─── 本文
第8章 英語で仕事を進展させる 【2/4】

いくら英語ができても、仕事が進まなければ意味がない…

  

 仕事を進めるうえで常に認識しておくべきことは、自分が進める仕事には、このような自分ではコントロールできない阻害要因が存在ことです。そしてそれは自分の所属する組織だけでなく、自分のカウンターパートが所属する組織にも平等に存在することも頭の片隅に留めておくことです。この認識を持ちながらビジネスコミュニケーションを重ねることで、相手に対して、そして相手が直面している状況について理解を深めることができるようになります。あなたのカウンターパートにも同様の認識を持ってもらうができれば、仕事を進める上での人間関係の構築はよりスムースに進めることができるようになるでしょう。

 

 では、上に記しましたポイントを受けて、再び視点を英語のコミュニケーションの質を上げることに、つまり「仕事英語を身につける」ことに戻しましょう。そして上に挙げた自分ではコントロールできない阻害要因の存在を理解した上で、海外のカウンターパートと進める仕事をスムースするコミュニケーション手段を考えていきましょう。

 

 

8.3. 目的と現在位置を常に共有する

 

 海外のパートナーとの仕事において、通常よりも頻度を上げて行うべき作業にベクトル合わせのコミュニケーションがあります。

 

 ベクトル合わせのコミュニケーションとは、仕事の進捗状況の共有と確認のために行う情報交換作業です。今進めている仕事は工程上どの位置にあり、この先何を行う必要があるのか、そして、仕事を進めるうえでの問題点(またはリスク)は何か、といった事柄についての意思の共有を図ることがベクトル合わせのコミュニケーションです。ベクトル合わせは仕事をする相手が誰であろうと必要なプロセスです。しかし海外の企業や人々相手の仕事では、必然的に認識のずれが生じやすい環境ですので、これについてのコミュニケーションを通常よりも多い頻度で行うことが大切です。

 

 もちろん、ベクトル合わせのコミュニケーションをとることで、上に挙げた事業運営管理の問題が解消することはありません。しかしこうした情報交換を行うことで、進行中の仕事に関係することでお互いの職場・組織で起きている問題・事情などを理解する機会を増やすことにつながります。海外の仕事相手との頻繁なコミュニケーションは、事業の運営全体をコントロールすることはできないまでも、不測の事態において的確に対応する材料を与えてくれます。

 

 

 ベクトル合わせのコミュニケーションの使い道は、これだけではありません。
──────
─── 保存済みの行
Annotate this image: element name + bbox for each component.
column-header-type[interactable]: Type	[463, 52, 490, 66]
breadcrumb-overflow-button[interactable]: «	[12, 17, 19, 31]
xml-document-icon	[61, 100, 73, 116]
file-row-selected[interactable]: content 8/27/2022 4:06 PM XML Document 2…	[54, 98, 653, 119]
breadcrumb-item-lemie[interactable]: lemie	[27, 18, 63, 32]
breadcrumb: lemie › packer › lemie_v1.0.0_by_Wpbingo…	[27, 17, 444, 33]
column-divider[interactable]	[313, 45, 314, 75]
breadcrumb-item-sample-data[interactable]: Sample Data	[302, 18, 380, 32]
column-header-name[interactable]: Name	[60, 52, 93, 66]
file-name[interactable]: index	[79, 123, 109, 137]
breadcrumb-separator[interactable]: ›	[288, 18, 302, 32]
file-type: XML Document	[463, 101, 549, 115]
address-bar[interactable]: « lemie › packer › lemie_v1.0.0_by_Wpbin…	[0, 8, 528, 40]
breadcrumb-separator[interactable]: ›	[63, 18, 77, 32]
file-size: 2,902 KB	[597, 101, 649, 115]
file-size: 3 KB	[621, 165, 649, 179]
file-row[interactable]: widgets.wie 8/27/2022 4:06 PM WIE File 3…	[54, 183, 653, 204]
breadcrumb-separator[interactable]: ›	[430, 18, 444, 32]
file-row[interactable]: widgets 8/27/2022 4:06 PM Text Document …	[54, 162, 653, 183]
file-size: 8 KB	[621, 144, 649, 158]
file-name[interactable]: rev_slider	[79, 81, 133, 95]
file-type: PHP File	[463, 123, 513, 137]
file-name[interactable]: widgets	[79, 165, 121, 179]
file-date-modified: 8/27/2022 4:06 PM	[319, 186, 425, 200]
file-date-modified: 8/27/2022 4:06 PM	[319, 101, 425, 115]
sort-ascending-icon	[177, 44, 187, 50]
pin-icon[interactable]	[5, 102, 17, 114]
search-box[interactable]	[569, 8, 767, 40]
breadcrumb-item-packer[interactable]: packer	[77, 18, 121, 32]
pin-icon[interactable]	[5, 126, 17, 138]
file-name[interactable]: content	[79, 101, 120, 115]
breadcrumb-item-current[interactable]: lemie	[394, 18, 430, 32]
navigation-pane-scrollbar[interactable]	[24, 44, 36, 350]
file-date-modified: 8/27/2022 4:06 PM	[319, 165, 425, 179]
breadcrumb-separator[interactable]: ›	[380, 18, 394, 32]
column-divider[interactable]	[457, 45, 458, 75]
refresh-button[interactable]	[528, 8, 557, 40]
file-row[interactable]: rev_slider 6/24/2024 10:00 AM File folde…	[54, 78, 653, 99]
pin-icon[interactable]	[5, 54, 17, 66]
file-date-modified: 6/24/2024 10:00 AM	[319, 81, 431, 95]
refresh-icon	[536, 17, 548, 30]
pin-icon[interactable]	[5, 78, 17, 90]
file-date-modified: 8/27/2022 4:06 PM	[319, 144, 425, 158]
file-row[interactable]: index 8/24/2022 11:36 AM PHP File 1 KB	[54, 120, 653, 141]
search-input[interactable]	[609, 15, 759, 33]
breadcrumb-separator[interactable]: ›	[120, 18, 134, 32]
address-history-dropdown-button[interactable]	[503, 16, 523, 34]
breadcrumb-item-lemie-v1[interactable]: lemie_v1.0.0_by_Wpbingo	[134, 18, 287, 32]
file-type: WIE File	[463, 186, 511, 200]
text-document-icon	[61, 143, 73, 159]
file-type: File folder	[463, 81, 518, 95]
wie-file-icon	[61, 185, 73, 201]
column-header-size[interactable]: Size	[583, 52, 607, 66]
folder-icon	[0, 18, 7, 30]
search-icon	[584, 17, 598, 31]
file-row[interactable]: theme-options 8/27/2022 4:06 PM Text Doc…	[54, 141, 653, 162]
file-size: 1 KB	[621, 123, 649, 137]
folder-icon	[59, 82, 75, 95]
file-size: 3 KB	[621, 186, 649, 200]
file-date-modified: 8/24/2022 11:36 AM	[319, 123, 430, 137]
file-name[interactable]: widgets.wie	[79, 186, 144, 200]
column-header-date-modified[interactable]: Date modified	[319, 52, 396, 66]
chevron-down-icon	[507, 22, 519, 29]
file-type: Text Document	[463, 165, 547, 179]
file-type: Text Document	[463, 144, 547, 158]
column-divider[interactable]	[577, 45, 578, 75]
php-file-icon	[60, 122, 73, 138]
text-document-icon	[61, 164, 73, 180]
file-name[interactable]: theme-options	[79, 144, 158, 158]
──────
小問 1:
本文のうち、「いくら英語ができても、仕事が進まなければ意味がない…」を含む語句で始まり「ができるようになるでしょう。」で終わる部分を、「カウンターパート」を「取引相手」に差し替えて書き直してください。
小問 2:
一覧の中で「divider」という文字列を含む行の数を、数字だけで答えてください。

完全な解答 1:
いくら英語ができても、仕事が進まなければ意味がない…

  

 仕事を進めるうえで常に認識しておくべきことは、自分が進める仕事には、このような自分ではコントロールできない阻害要因が存在ことです。そしてそれは自分の所属する組織だけでなく、自分の取引相手が所属する組織にも平等に存在することも頭の片隅に留めておくことです。この認識を持ちながらビジネスコミュニケーションを重ねることで、相手に対して、そして相手が直面している状況について理解を深めることができるようになります。あなたの取引相手にも同様の認識を持ってもらうができれば、仕事を進める上での人間関係の構築はよりスムースに進めることができるようになるでしょう。

完全な解答 2:
3